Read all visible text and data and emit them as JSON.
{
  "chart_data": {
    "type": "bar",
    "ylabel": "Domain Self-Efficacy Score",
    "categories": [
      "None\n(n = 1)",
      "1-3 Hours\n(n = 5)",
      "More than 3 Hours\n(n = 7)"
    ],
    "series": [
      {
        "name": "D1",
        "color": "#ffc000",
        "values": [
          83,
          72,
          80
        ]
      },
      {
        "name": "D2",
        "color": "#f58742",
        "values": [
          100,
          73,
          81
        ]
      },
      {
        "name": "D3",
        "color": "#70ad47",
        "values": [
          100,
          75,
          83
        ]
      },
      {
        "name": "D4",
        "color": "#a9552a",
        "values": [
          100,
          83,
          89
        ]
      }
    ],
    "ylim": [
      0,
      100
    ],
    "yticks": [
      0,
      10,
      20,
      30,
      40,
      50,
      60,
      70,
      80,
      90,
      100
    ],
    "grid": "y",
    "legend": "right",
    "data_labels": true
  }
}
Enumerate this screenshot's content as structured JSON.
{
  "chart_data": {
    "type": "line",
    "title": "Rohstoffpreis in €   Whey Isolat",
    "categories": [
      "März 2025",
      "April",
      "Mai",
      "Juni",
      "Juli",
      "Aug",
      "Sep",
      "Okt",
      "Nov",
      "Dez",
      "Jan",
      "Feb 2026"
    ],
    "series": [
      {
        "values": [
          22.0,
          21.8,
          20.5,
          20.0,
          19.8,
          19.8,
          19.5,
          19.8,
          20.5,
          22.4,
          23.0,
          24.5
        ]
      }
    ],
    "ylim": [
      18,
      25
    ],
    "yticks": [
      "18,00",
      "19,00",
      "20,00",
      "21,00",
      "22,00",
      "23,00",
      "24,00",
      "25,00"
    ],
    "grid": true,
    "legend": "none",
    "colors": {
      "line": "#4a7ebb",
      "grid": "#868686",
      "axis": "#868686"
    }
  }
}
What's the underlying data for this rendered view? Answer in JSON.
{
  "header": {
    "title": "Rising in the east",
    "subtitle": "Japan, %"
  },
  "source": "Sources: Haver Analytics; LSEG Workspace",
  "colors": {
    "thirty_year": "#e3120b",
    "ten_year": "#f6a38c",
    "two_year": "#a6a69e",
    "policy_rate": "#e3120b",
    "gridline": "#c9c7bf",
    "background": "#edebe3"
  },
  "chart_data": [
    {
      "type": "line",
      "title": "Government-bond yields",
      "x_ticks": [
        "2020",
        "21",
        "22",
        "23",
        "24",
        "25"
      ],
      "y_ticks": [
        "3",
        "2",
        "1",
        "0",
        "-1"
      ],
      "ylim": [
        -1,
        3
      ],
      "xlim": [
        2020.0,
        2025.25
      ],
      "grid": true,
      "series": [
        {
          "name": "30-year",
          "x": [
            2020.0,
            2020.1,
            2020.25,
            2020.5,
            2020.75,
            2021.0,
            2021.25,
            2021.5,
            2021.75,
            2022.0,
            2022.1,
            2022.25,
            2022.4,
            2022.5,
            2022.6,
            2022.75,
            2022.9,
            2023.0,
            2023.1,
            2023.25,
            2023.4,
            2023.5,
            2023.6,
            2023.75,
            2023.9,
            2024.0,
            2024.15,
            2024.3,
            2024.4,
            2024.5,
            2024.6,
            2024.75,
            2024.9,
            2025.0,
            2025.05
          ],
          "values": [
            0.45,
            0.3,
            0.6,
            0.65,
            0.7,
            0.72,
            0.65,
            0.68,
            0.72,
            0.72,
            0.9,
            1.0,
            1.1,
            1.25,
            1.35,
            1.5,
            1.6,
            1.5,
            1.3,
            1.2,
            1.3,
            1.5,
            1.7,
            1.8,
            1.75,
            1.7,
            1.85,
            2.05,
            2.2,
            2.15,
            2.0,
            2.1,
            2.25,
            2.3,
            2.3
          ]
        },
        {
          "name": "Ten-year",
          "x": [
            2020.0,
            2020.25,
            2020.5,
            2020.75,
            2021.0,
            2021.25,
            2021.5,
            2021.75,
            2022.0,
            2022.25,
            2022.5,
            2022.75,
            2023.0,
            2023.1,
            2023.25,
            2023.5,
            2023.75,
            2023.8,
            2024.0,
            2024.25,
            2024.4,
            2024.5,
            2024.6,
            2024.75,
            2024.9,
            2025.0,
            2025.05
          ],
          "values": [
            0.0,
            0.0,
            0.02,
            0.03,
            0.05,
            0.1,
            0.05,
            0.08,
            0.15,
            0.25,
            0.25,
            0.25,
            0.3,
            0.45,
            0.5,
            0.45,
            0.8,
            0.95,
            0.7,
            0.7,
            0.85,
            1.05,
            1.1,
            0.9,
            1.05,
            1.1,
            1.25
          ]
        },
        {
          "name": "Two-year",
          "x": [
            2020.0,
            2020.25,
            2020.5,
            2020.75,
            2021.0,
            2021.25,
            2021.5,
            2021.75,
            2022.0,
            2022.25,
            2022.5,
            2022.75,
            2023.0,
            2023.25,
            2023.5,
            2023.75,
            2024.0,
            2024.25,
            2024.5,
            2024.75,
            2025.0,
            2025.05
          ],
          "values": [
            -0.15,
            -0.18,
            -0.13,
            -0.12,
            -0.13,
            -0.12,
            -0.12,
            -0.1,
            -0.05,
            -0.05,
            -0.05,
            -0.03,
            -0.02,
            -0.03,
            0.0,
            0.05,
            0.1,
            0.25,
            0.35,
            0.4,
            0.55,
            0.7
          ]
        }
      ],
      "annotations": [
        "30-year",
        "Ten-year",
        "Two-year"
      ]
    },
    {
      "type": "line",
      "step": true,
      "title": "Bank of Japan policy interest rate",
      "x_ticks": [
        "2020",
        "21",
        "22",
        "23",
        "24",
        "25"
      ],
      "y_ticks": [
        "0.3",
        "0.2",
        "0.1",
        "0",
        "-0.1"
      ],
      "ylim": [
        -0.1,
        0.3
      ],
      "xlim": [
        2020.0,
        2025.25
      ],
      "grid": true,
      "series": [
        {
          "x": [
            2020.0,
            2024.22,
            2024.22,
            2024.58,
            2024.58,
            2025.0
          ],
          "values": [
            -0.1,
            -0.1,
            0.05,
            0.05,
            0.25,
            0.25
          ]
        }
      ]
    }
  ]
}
-*-*-
Go through the listing above and return every line where the word "name" occurs.

        "name": "D1",
        "name": "D2",
        "name": "D3",
        "name": "D4",
          "name": "30-year",
          "name": "Ten-year",
          "name": "Two-year",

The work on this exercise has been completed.